** Start RECORDS SUPPLIED **

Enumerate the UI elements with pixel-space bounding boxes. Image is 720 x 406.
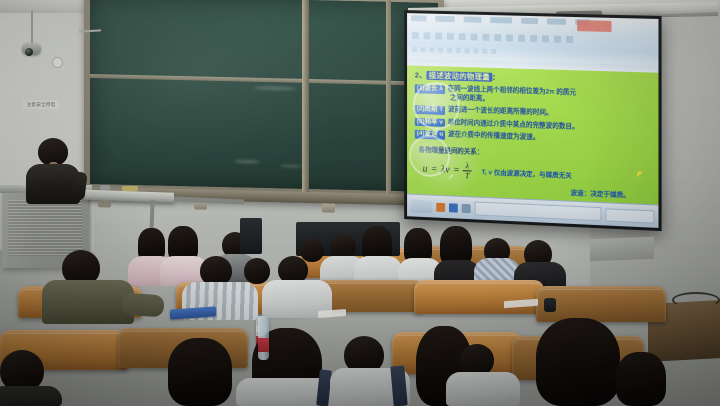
student-hair — [616, 352, 666, 406]
ribbon-icon[interactable] — [459, 33, 466, 40]
ribbon-small-icon[interactable] — [482, 49, 487, 54]
taskbar-window-button[interactable] — [475, 201, 602, 221]
ribbon-small-icon[interactable] — [456, 48, 461, 53]
ribbon-tab[interactable] — [521, 18, 538, 24]
student-arm — [121, 293, 164, 318]
bullet-body: 波在介质中的传播速度为波速。 — [448, 131, 539, 143]
cabinet-vents — [8, 200, 82, 256]
desk-item — [100, 185, 110, 190]
ribbon-icon[interactable] — [435, 32, 442, 39]
ribbon-small-icon[interactable] — [438, 47, 443, 52]
system-tray[interactable] — [605, 208, 654, 223]
ribbon-icon[interactable] — [566, 35, 573, 42]
chalkboard-slide-rail[interactable] — [386, 0, 391, 199]
ribbon-icon[interactable] — [494, 34, 501, 41]
ribbon-icon[interactable] — [471, 33, 478, 40]
ribbon-icon[interactable] — [482, 33, 489, 40]
student-hair — [536, 318, 620, 406]
ribbon-small-icon[interactable] — [491, 49, 496, 54]
ribbon-icon[interactable] — [424, 32, 431, 39]
ribbon-icon[interactable] — [506, 34, 513, 41]
bullet-body: 波前进一个波长的距离所需的时间。 — [448, 106, 553, 118]
camera-mount-pole — [31, 11, 33, 45]
formula-fraction: λ T — [463, 162, 472, 179]
board-mount-clip — [322, 203, 335, 212]
student-hair — [168, 338, 232, 406]
projected-desktop: 2、描述波动的物理量： (1)波长 λ 在同一波线上两个相邻的相位差为2π 的质… — [407, 13, 658, 228]
taskbar-icon[interactable] — [436, 202, 445, 211]
ribbon-icon[interactable] — [518, 34, 525, 41]
desk-item — [122, 186, 138, 191]
classroom-photo: 注意安全用电 — [0, 0, 720, 406]
decorative-bubble — [409, 134, 450, 177]
slide-content: 2、描述波动的物理量： (1)波长 λ 在同一波线上两个相邻的相位差为2π 的质… — [407, 65, 658, 205]
ribbon-icon[interactable] — [554, 35, 561, 42]
ribbon-small-icon[interactable] — [429, 47, 434, 52]
wall-fixture — [52, 57, 63, 68]
ribbon-tab[interactable] — [411, 15, 427, 21]
ribbon-tab[interactable] — [547, 18, 566, 24]
bench-middle[interactable] — [414, 280, 544, 314]
ribbon-tab[interactable] — [464, 16, 482, 22]
ribbon-icon[interactable] — [542, 35, 549, 42]
chalkboard — [84, 0, 444, 206]
ribbon-small-icon[interactable] — [465, 48, 470, 53]
relation-label: 各物理量是间的关系： — [419, 143, 653, 162]
student-head — [244, 258, 270, 284]
camera-lens-icon — [25, 48, 33, 56]
taskbar-icon[interactable] — [449, 203, 458, 212]
wall-sign: 注意安全用电 — [23, 100, 59, 109]
ribbon-tab[interactable] — [435, 16, 455, 22]
student-torso — [446, 372, 520, 406]
formula-eq: = — [453, 164, 460, 175]
formula-denominator: T — [465, 172, 470, 179]
bullet-body: 单位时间内通过介质中某点的完整波的数目。 — [448, 119, 579, 132]
ribbon-icon[interactable] — [447, 32, 454, 39]
small-device — [544, 298, 556, 312]
wall-radiator — [590, 237, 654, 261]
ribbon-small-icon[interactable] — [421, 47, 426, 52]
formula-note: T, ν 仅由波源决定，与媒质无关 — [482, 166, 572, 180]
student-torso-olive — [42, 280, 134, 324]
cable-coil — [672, 292, 720, 308]
student-torso — [0, 386, 62, 406]
decorative-bubble — [413, 81, 460, 130]
chalkboard-slide-rail[interactable] — [302, 0, 309, 197]
taskbar-icon[interactable] — [462, 203, 471, 212]
ribbon-small-icon[interactable] — [474, 48, 479, 53]
ribbon-small-icon[interactable] — [447, 48, 452, 53]
start-button[interactable] — [411, 199, 432, 213]
ribbon-icon[interactable] — [412, 31, 419, 38]
ribbon-tab[interactable] — [490, 17, 512, 24]
slide-title-text: 描述波动的物理量 — [427, 71, 492, 82]
ribbon-small-icon[interactable] — [412, 47, 417, 52]
student-head — [300, 238, 324, 262]
projection-screen: 2、描述波动的物理量： (1)波长 λ 在同一波线上两个相邻的相位差为2π 的质… — [404, 10, 661, 231]
equipment-panel — [240, 218, 262, 254]
ribbon-icon[interactable] — [530, 34, 537, 41]
ribbon-highlight-box — [577, 20, 611, 32]
slide-title-prefix: 2、 — [415, 71, 427, 80]
bottle-label — [258, 338, 269, 352]
formula-numerator: λ — [466, 162, 470, 169]
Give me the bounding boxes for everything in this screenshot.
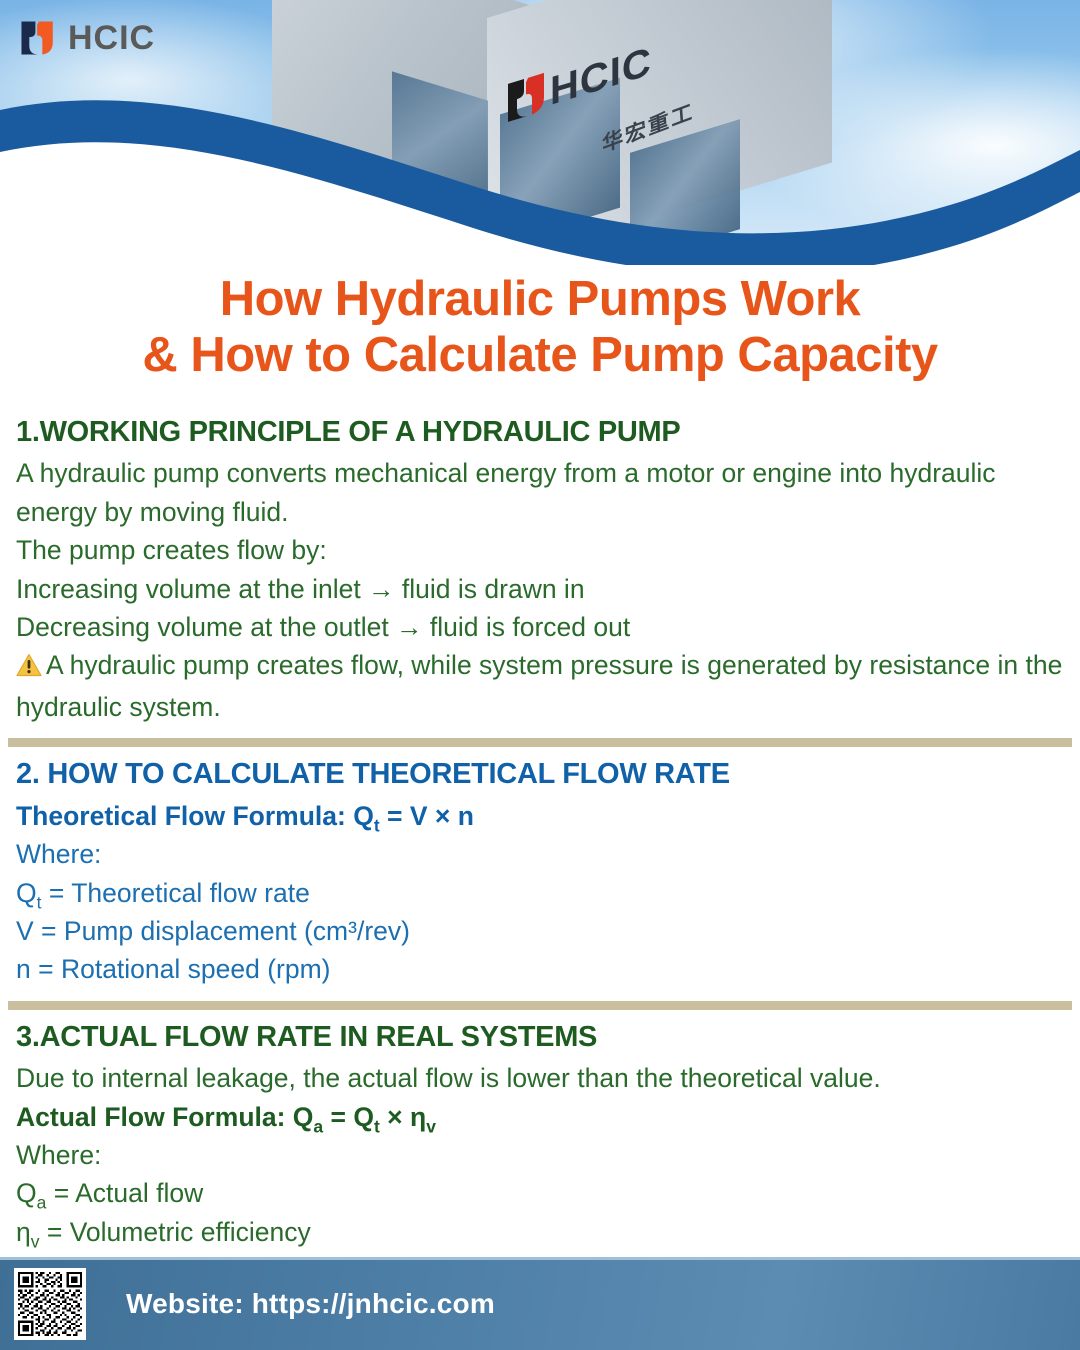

** End RECORDS SUPPLIED **

__DESCRIPTION OF THE TASK__.
Can you copy out every one of the records above word for word, omitting the pictures?

__RESPONSE TO THIS TASK__.
Enumerate the UI elements with pixel-space bounding boxes. Image is 720 x 406.
student-hair — [616, 352, 666, 406]
ribbon-icon[interactable] — [459, 33, 466, 40]
ribbon-small-icon[interactable] — [482, 49, 487, 54]
taskbar-window-button[interactable] — [475, 201, 602, 221]
ribbon-small-icon[interactable] — [456, 48, 461, 53]
ribbon-tab[interactable] — [521, 18, 538, 24]
student-arm — [121, 293, 164, 318]
bullet-body: 波在介质中的传播速度为波速。 — [448, 131, 539, 143]
cabinet-vents — [8, 200, 82, 256]
desk-item — [100, 185, 110, 190]
ribbon-icon[interactable] — [435, 32, 442, 39]
ribbon-small-icon[interactable] — [438, 47, 443, 52]
system-tray[interactable] — [605, 208, 654, 223]
ribbon-icon[interactable] — [566, 35, 573, 42]
chalkboard-slide-rail[interactable] — [386, 0, 391, 199]
ribbon-icon[interactable] — [494, 34, 501, 41]
ribbon-icon[interactable] — [471, 33, 478, 40]
ribbon-icon[interactable] — [482, 33, 489, 40]
student-hair — [536, 318, 620, 406]
ribbon-small-icon[interactable] — [491, 49, 496, 54]
ribbon-icon[interactable] — [424, 32, 431, 39]
ribbon-icon[interactable] — [506, 34, 513, 41]
bullet-body: 波前进一个波长的距离所需的时间。 — [448, 106, 553, 118]
camera-mount-pole — [31, 11, 33, 45]
formula-fraction: λ T — [463, 162, 472, 179]
board-mount-clip — [322, 203, 335, 212]
student-hair — [168, 338, 232, 406]
projected-desktop: 2、描述波动的物理量： (1)波长 λ 在同一波线上两个相邻的相位差为2π 的质… — [407, 13, 658, 228]
taskbar-icon[interactable] — [436, 202, 445, 211]
ribbon-icon[interactable] — [518, 34, 525, 41]
desk-item — [122, 186, 138, 191]
classroom-photo: 注意安全用电 — [0, 0, 720, 406]
decorative-bubble — [409, 134, 450, 177]
slide-content: 2、描述波动的物理量： (1)波长 λ 在同一波线上两个相邻的相位差为2π 的质… — [407, 65, 658, 205]
ribbon-icon[interactable] — [554, 35, 561, 42]
ribbon-small-icon[interactable] — [429, 47, 434, 52]
wall-fixture — [52, 57, 63, 68]
ribbon-tab[interactable] — [411, 15, 427, 21]
ribbon-tab[interactable] — [547, 18, 566, 24]
bench-middle[interactable] — [414, 280, 544, 314]
ribbon-tab[interactable] — [464, 16, 482, 22]
ribbon-icon[interactable] — [542, 35, 549, 42]
chalkboard — [84, 0, 444, 206]
ribbon-small-icon[interactable] — [465, 48, 470, 53]
relation-label: 各物理量是间的关系： — [419, 143, 653, 162]
student-head — [244, 258, 270, 284]
camera-lens-icon — [25, 48, 33, 56]
taskbar-icon[interactable] — [449, 203, 458, 212]
wall-sign: 注意安全用电 — [23, 100, 59, 109]
ribbon-tab[interactable] — [435, 16, 455, 22]
student-torso — [446, 372, 520, 406]
formula-eq: = — [453, 164, 460, 175]
formula-denominator: T — [465, 172, 470, 179]
bullet-body: 单位时间内通过介质中某点的完整波的数目。 — [448, 119, 579, 132]
ribbon-icon[interactable] — [447, 32, 454, 39]
small-device — [544, 298, 556, 312]
wall-radiator — [590, 237, 654, 261]
ribbon-small-icon[interactable] — [421, 47, 426, 52]
formula-note: T, ν 仅由波源决定，与媒质无关 — [482, 166, 572, 180]
student-torso-olive — [42, 280, 134, 324]
cable-coil — [672, 292, 720, 308]
student-torso — [0, 386, 62, 406]
decorative-bubble — [413, 81, 460, 130]
chalkboard-slide-rail[interactable] — [302, 0, 309, 197]
taskbar-icon[interactable] — [462, 203, 471, 212]
ribbon-small-icon[interactable] — [474, 48, 479, 53]
ribbon-small-icon[interactable] — [447, 48, 452, 53]
start-button[interactable] — [411, 199, 432, 213]
ribbon-icon[interactable] — [412, 31, 419, 38]
ribbon-tab[interactable] — [490, 17, 512, 24]
slide-title-text: 描述波动的物理量 — [427, 71, 492, 82]
ribbon-small-icon[interactable] — [412, 47, 417, 52]
student-head — [300, 238, 324, 262]
projection-screen: 2、描述波动的物理量： (1)波长 λ 在同一波线上两个相邻的相位差为2π 的质… — [404, 10, 661, 231]
equipment-panel — [240, 218, 262, 254]
ribbon-icon[interactable] — [530, 34, 537, 41]
ribbon-highlight-box — [577, 20, 611, 32]
slide-title-prefix: 2、 — [415, 71, 427, 80]
bottle-label — [258, 338, 269, 352]
formula-numerator: λ — [466, 162, 470, 169]
Give me the bounding boxes for everything in this screenshot.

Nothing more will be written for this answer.